Problem details:
Copy out every line that contains "avant".

Data to use:
☆ ☆ ☆

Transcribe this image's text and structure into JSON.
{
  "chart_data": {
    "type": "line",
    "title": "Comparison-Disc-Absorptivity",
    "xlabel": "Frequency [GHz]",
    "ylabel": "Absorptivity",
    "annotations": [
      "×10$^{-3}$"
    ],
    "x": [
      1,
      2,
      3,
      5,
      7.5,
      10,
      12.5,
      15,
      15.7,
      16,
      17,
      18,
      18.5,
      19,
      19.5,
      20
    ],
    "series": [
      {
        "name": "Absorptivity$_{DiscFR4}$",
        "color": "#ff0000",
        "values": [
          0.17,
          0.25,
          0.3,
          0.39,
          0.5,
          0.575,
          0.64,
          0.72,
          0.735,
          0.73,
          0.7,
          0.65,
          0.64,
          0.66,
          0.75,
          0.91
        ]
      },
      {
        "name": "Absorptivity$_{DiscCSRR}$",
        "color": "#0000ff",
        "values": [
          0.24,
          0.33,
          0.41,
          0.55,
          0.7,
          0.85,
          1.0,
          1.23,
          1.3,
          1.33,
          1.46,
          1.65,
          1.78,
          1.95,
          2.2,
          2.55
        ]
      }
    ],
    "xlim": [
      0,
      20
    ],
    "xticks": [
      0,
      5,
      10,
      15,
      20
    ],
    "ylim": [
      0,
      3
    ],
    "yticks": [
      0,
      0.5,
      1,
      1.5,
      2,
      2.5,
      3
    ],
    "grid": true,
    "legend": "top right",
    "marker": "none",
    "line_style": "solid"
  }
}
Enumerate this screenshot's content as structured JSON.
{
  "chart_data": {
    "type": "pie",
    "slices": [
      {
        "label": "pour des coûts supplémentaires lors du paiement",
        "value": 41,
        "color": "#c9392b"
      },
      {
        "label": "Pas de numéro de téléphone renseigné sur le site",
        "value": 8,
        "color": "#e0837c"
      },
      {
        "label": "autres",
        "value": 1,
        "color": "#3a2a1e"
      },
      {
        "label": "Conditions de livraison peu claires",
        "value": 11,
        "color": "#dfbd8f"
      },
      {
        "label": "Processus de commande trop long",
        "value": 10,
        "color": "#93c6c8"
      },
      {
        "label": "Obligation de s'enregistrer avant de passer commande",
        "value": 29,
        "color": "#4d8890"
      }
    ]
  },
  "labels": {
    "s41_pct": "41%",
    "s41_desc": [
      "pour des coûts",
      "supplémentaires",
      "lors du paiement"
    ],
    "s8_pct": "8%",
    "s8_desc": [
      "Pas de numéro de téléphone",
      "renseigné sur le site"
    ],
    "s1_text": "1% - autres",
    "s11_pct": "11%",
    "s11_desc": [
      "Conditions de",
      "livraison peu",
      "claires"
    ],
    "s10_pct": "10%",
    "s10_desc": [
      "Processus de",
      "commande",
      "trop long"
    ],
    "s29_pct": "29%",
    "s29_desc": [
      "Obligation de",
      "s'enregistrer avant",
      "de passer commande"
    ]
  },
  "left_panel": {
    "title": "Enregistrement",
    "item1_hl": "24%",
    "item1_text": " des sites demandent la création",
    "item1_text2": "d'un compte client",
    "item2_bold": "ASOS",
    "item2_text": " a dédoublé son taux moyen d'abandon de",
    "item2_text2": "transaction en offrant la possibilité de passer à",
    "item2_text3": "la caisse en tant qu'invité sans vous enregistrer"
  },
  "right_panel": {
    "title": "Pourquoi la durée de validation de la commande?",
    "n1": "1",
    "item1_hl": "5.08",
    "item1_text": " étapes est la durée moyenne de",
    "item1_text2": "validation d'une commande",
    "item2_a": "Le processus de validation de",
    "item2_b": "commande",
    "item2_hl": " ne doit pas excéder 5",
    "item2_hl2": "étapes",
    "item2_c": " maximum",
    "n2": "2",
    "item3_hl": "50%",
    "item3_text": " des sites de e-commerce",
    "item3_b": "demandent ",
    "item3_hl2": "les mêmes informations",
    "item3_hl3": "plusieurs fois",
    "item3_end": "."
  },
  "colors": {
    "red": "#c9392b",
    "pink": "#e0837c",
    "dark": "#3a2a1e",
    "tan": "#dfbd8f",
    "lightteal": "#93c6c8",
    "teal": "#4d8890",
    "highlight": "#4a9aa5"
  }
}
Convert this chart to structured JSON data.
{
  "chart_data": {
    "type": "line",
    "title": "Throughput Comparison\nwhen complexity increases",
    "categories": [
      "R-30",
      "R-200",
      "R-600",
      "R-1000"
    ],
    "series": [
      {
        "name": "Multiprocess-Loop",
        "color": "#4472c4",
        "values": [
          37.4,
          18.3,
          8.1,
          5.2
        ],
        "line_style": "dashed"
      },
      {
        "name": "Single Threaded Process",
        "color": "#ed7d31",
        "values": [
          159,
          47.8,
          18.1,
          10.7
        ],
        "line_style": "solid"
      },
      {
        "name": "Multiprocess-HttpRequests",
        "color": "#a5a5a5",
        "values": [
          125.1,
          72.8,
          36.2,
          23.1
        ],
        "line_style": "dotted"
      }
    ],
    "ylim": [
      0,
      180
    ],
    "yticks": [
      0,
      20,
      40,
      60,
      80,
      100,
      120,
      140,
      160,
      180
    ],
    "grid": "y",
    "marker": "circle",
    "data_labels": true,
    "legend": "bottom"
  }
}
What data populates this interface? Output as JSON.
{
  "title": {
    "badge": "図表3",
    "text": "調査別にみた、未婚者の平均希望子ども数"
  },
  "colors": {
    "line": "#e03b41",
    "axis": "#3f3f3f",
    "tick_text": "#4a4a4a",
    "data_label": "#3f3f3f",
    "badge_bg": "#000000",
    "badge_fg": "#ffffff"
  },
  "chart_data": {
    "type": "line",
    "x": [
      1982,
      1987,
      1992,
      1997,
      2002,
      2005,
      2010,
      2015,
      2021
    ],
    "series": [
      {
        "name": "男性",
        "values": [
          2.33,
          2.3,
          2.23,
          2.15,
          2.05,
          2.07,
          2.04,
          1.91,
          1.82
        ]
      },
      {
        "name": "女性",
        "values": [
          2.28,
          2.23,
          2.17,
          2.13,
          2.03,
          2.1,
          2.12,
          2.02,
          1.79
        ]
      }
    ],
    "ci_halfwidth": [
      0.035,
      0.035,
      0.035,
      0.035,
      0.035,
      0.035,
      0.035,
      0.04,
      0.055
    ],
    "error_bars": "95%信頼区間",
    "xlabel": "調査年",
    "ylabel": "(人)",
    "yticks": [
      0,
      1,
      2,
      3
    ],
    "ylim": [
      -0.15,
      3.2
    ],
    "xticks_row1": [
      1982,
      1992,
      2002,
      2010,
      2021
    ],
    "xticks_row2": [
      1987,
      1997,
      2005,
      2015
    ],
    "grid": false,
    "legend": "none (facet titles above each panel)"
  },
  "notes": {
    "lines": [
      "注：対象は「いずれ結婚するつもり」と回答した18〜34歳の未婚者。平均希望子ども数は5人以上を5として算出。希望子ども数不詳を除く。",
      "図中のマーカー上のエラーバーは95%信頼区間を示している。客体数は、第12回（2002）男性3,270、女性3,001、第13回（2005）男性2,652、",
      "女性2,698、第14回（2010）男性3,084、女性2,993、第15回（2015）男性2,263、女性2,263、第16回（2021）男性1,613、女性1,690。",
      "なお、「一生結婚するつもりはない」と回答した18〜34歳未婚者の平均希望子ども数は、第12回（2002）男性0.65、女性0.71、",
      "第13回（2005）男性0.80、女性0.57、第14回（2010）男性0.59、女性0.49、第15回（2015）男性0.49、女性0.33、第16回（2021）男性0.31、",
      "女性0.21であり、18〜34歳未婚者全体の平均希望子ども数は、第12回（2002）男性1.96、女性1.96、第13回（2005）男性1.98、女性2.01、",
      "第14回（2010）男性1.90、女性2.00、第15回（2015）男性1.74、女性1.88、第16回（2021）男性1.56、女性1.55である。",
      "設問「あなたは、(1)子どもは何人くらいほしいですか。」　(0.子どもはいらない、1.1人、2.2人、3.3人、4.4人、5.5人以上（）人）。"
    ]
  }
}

☆ ☆ ☆

Full solution:
        "label": "Obligation de s'enregistrer avant de passer commande",
      "s'enregistrer avant",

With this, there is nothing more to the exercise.